• _Goal of the exercise_
Reproduce all of the records exactly.

• _Entries_
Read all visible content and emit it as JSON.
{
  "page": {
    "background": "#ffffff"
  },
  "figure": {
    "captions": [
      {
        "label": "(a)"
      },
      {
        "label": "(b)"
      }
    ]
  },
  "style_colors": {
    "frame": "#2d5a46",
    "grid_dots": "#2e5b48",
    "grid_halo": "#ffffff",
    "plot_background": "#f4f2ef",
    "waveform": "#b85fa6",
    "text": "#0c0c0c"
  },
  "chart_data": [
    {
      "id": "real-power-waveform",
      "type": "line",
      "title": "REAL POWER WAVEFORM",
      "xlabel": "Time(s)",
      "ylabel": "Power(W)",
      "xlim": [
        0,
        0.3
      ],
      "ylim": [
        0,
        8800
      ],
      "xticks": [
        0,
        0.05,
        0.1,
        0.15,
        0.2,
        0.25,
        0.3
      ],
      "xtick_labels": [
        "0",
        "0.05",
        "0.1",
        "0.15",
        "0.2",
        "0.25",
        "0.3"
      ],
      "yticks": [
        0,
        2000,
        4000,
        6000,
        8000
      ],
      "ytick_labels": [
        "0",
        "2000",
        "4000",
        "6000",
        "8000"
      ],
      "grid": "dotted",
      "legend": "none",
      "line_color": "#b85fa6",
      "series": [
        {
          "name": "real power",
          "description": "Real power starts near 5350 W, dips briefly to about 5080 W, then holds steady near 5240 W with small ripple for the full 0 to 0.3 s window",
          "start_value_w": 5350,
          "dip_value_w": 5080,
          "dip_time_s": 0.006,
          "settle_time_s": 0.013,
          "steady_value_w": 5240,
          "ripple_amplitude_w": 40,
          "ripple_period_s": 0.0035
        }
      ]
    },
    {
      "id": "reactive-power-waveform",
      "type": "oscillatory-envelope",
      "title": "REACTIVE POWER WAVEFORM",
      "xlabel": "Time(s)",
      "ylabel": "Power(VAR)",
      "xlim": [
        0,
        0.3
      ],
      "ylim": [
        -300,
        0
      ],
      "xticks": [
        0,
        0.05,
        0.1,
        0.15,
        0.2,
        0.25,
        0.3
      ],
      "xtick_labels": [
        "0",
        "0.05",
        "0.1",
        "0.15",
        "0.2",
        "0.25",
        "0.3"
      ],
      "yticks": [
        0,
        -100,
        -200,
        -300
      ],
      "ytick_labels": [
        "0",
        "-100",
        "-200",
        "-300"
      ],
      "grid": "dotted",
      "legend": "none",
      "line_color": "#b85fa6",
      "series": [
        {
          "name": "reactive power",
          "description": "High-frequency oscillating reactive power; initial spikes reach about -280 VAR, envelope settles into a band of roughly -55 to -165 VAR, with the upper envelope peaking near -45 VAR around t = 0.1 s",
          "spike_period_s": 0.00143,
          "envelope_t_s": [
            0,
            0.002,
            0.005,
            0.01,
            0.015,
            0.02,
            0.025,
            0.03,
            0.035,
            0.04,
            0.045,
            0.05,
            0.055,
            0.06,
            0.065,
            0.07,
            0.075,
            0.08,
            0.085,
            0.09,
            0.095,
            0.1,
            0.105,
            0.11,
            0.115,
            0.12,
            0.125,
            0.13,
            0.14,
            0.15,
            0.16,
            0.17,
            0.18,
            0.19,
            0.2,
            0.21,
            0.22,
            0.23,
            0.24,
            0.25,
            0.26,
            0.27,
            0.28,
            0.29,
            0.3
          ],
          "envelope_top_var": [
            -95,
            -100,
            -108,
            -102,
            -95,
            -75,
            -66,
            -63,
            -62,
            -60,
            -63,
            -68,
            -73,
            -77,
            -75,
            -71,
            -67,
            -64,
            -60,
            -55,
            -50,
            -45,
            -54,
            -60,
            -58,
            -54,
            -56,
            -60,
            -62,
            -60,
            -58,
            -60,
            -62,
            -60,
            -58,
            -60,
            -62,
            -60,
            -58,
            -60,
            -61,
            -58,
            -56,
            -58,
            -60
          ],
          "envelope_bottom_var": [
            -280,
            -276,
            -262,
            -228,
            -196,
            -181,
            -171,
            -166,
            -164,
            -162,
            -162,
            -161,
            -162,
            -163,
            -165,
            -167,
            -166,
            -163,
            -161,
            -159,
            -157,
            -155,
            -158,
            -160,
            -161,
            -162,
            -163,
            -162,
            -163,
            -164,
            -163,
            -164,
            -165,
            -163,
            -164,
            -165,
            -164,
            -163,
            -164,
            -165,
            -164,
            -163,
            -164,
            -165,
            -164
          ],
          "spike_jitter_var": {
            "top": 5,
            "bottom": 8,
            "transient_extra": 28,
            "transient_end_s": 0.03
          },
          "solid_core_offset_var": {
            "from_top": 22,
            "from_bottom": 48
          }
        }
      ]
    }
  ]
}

• _Solution_
Read all visible content and emit it as JSON.
{
  "page": {
    "background": "#ffffff"
  },
  "figure": {
    "captions": [
      {
        "label": "(a)"
      },
      {
        "label": "(b)"
      }
    ]
  },
  "style_colors": {
    "frame": "#2d5a46",
    "grid_dots": "#2e5b48",
    "grid_halo": "#ffffff",
    "plot_background": "#f4f2ef",
    "waveform": "#b85fa6",
    "text": "#0c0c0c"
  },
  "chart_data": [
    {
      "id": "real-power-waveform",
      "type": "line",
      "title": "REAL POWER WAVEFORM",
      "xlabel": "Time(s)",
      "ylabel": "Power(W)",
      "xlim": [
        0,
        0.3
      ],
      "ylim": [
        0,
        8800
      ],
      "xticks": [
        0,
        0.05,
        0.1,
        0.15,
        0.2,
        0.25,
        0.3
      ],
      "xtick_labels": [
        "0",
        "0.05",
        "0.1",
        "0.15",
        "0.2",
        "0.25",
        "0.3"
      ],
      "yticks": [
        0,
        2000,
        4000,
        6000,
        8000
      ],
      "ytick_labels": [
        "0",
        "2000",
        "4000",
        "6000",
        "8000"
      ],
      "grid": "dotted",
      "legend": "none",
      "line_color": "#b85fa6",
      "series": [
        {
          "name": "real power",
          "description": "Real power starts near 5350 W, dips briefly to about 5080 W, then holds steady near 5240 W with small ripple for the full 0 to 0.3 s window",
          "start_value_w": 5350,
          "dip_value_w": 5080,
          "dip_time_s": 0.006,
          "settle_time_s": 0.013,
          "steady_value_w": 5240,
          "ripple_amplitude_w": 40,
          "ripple_period_s": 0.0035
        }
      ]
    },
    {
      "id": "reactive-power-waveform",
      "type": "oscillatory-envelope",
      "title": "REACTIVE POWER WAVEFORM",
      "xlabel": "Time(s)",
      "ylabel": "Power(VAR)",
      "xlim": [
        0,
        0.3
      ],
      "ylim": [
        -300,
        0
      ],
      "xticks": [
        0,
        0.05,
        0.1,
        0.15,
        0.2,
        0.25,
        0.3
      ],
      "xtick_labels": [
        "0",
        "0.05",
        "0.1",
        "0.15",
        "0.2",
        "0.25",
        "0.3"
      ],
      "yticks": [
        0,
        -100,
        -200,
        -300
      ],
      "ytick_labels": [
        "0",
        "-100",
        "-200",
        "-300"
      ],
      "grid": "dotted",
      "legend": "none",
      "line_color": "#b85fa6",
      "series": [
        {
          "name": "reactive power",
          "description": "High-frequency oscillating reactive power; initial spikes reach about -280 VAR, envelope settles into a band of roughly -55 to -165 VAR, with the upper envelope peaking near -45 VAR around t = 0.1 s",
          "spike_period_s": 0.00143,
          "envelope_t_s": [
            0,
            0.002,
            0.005,
            0.01,
            0.015,
            0.02,
            0.025,
            0.03,
            0.035,
            0.04,
            0.045,
            0.05,
            0.055,
            0.06,
            0.065,
            0.07,
            0.075,
            0.08,
            0.085,
            0.09,
            0.095,
            0.1,
            0.105,
            0.11,
            0.115,
            0.12,
            0.125,
            0.13,
            0.14,
            0.15,
            0.16,
            0.17,
            0.18,
            0.19,
            0.2,
            0.21,
            0.22,
            0.23,
            0.24,
            0.25,
            0.26,
            0.27,
            0.28,
            0.29,
            0.3
          ],
          "envelope_top_var": [
            -95,
            -100,
            -108,
            -102,
            -95,
            -75,
            -66,
            -63,
            -62,
            -60,
            -63,
            -68,
            -73,
            -77,
            -75,
            -71,
            -67,
            -64,
            -60,
            -55,
            -50,
            -45,
            -54,
            -60,
            -58,
            -54,
            -56,
            -60,
            -62,
            -60,
            -58,
            -60,
            -62,
            -60,
            -58,
            -60,
            -62,
            -60,
            -58,
            -60,
            -61,
            -58,
            -56,
            -58,
            -60
          ],
          "envelope_bottom_var": [
            -280,
            -276,
            -262,
            -228,
            -196,
            -181,
            -171,
            -166,
            -164,
            -162,
            -162,
            -161,
            -162,
            -163,
            -165,
            -167,
            -166,
            -163,
            -161,
            -159,
            -157,
            -155,
            -158,
            -160,
            -161,
            -162,
            -163,
            -162,
            -163,
            -164,
            -163,
            -164,
            -165,
            -163,
            -164,
            -165,
            -164,
            -163,
            -164,
            -165,
            -164,
            -163,
            -164,
            -165,
            -164
          ],
          "spike_jitter_var": {
            "top": 5,
            "bottom": 8,
            "transient_extra": 28,
            "transient_end_s": 0.03
          },
          "solid_core_offset_var": {
            "from_top": 22,
            "from_bottom": 48
          }
        }
      ]
    }
  ]
}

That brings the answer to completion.